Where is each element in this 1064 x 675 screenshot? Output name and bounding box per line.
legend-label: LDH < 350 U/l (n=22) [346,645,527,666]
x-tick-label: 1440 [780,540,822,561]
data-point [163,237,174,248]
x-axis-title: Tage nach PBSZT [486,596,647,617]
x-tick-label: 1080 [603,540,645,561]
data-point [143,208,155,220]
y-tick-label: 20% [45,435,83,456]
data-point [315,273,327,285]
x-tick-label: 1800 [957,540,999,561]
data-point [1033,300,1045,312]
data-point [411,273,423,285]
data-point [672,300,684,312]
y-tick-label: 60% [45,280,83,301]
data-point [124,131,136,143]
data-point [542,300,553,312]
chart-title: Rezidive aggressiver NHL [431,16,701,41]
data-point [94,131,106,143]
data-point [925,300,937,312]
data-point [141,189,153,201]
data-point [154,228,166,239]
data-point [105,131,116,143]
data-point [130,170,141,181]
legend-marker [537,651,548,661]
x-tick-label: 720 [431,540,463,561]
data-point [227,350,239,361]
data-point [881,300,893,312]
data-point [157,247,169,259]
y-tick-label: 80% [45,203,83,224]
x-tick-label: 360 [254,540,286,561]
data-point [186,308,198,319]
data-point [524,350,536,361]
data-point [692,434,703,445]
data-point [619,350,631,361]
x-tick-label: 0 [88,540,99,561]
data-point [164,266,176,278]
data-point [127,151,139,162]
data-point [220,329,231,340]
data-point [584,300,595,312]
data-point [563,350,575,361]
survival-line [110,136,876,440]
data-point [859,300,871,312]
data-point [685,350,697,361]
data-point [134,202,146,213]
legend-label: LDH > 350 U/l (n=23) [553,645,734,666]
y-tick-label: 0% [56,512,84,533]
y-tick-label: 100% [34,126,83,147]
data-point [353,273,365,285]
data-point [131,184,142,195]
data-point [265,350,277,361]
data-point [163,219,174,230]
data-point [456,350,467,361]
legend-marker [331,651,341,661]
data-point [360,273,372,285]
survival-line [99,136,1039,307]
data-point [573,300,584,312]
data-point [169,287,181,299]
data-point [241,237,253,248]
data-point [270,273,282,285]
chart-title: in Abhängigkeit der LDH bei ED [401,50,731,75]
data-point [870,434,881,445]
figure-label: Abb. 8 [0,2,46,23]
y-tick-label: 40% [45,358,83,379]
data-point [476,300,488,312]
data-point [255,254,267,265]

...

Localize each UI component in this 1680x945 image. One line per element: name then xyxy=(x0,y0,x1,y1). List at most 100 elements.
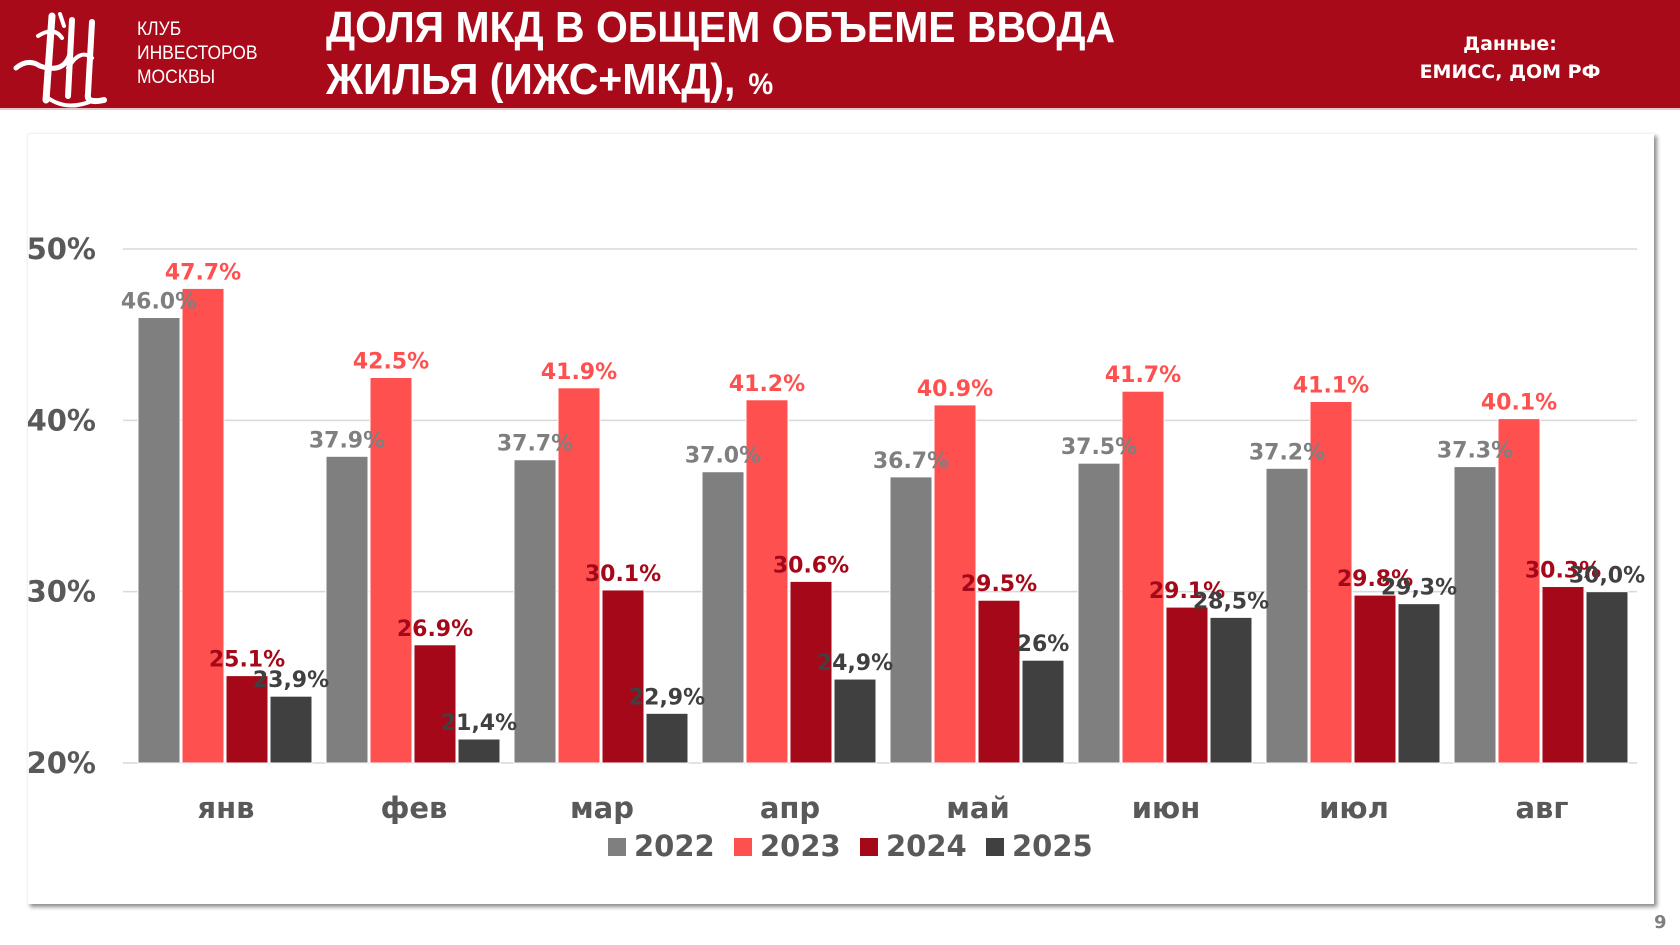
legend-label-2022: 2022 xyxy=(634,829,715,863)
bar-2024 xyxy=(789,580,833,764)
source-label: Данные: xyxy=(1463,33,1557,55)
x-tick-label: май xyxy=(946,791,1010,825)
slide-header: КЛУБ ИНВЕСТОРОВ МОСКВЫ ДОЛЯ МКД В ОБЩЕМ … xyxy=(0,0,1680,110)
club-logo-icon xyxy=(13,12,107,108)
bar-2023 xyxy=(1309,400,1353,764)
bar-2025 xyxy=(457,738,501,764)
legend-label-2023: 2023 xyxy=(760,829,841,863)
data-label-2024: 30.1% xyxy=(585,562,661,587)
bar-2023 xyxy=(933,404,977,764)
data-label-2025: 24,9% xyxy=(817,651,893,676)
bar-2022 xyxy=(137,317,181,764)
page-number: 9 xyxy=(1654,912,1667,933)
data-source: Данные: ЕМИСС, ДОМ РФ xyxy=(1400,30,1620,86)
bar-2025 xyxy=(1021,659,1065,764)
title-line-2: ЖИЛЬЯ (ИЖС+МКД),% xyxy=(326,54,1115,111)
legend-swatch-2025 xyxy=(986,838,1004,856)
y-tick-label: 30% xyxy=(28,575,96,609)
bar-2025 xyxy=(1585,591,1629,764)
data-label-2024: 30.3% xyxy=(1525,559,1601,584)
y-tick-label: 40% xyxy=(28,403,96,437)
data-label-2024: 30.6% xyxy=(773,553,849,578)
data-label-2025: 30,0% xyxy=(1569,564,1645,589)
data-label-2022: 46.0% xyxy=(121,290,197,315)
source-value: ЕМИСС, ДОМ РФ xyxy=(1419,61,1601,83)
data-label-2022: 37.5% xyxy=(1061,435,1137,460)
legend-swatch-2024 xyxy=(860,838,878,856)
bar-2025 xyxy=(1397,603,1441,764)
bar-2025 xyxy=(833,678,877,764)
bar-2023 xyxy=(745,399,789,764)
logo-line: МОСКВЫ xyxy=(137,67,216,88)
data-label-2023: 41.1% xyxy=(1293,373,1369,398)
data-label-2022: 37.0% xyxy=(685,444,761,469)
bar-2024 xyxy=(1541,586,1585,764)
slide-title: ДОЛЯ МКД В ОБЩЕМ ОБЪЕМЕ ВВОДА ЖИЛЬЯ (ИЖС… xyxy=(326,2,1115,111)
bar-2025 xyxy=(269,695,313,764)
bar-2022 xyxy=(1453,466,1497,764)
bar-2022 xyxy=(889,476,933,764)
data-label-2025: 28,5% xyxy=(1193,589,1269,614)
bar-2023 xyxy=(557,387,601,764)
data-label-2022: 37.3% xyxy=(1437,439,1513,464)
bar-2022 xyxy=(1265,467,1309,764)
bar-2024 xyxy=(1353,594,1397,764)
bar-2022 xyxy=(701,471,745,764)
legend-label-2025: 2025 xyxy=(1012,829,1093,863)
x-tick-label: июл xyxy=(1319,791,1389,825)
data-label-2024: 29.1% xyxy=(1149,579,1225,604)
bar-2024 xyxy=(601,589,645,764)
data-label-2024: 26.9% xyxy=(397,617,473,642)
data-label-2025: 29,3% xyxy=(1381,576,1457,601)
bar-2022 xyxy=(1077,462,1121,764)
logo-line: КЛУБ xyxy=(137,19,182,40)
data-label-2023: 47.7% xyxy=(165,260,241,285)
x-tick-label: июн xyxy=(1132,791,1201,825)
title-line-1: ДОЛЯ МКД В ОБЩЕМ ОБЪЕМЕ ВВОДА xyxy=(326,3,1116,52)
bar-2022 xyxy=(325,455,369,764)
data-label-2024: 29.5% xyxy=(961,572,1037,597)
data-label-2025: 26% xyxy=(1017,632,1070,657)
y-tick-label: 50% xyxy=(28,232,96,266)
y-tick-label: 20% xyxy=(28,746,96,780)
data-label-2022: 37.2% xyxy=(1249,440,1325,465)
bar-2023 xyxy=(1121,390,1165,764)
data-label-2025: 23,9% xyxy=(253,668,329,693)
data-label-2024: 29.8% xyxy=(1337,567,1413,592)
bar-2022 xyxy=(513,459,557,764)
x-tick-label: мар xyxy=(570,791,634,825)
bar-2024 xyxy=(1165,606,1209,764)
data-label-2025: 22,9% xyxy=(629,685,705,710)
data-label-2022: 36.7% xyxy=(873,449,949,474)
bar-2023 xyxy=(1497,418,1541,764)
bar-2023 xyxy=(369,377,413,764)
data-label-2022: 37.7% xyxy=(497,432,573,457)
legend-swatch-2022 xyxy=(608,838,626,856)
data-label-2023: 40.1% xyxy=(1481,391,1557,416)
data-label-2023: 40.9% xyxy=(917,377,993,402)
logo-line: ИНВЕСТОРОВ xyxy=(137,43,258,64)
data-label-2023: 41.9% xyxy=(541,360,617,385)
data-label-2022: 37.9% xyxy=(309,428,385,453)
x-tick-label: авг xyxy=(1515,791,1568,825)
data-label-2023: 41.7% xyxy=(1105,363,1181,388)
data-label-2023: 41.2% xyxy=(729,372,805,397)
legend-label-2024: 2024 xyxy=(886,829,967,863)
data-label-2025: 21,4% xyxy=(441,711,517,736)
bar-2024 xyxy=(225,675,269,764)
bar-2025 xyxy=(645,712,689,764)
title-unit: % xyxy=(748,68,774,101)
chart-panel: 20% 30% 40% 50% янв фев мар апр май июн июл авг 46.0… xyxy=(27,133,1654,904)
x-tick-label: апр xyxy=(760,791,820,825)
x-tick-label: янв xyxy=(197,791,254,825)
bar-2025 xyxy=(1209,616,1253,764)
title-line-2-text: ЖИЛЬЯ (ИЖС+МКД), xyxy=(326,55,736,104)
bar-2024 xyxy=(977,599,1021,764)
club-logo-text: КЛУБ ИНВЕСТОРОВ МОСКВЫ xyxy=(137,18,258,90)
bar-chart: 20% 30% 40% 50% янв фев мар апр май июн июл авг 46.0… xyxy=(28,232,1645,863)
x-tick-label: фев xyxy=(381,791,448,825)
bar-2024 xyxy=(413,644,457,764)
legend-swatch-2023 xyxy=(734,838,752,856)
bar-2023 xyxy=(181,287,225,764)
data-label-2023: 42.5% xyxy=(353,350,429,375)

◆ **Written request**
Retype the records above from the line with "Where is each" to the line with "x-tick-label: 360 [254,540,286,561]", including both of those lines, with no changes.

◆ **Solution to the exercise**
Where is each element in this 1064 x 675 screenshot? Output name and bounding box per line.
legend-label: LDH < 350 U/l (n=22) [346,645,527,666]
x-tick-label: 1440 [780,540,822,561]
data-point [163,237,174,248]
x-axis-title: Tage nach PBSZT [486,596,647,617]
x-tick-label: 1080 [603,540,645,561]
data-point [143,208,155,220]
y-tick-label: 20% [45,435,83,456]
data-point [315,273,327,285]
x-tick-label: 1800 [957,540,999,561]
data-point [1033,300,1045,312]
data-point [411,273,423,285]
data-point [672,300,684,312]
y-tick-label: 60% [45,280,83,301]
data-point [124,131,136,143]
data-point [542,300,553,312]
chart-title: Rezidive aggressiver NHL [431,16,701,41]
data-point [94,131,106,143]
data-point [925,300,937,312]
data-point [141,189,153,201]
data-point [154,228,166,239]
data-point [105,131,116,143]
data-point [130,170,141,181]
legend-marker [537,651,548,661]
x-tick-label: 720 [431,540,463,561]
data-point [227,350,239,361]
data-point [881,300,893,312]
data-point [157,247,169,259]
y-tick-label: 80% [45,203,83,224]
x-tick-label: 360 [254,540,286,561]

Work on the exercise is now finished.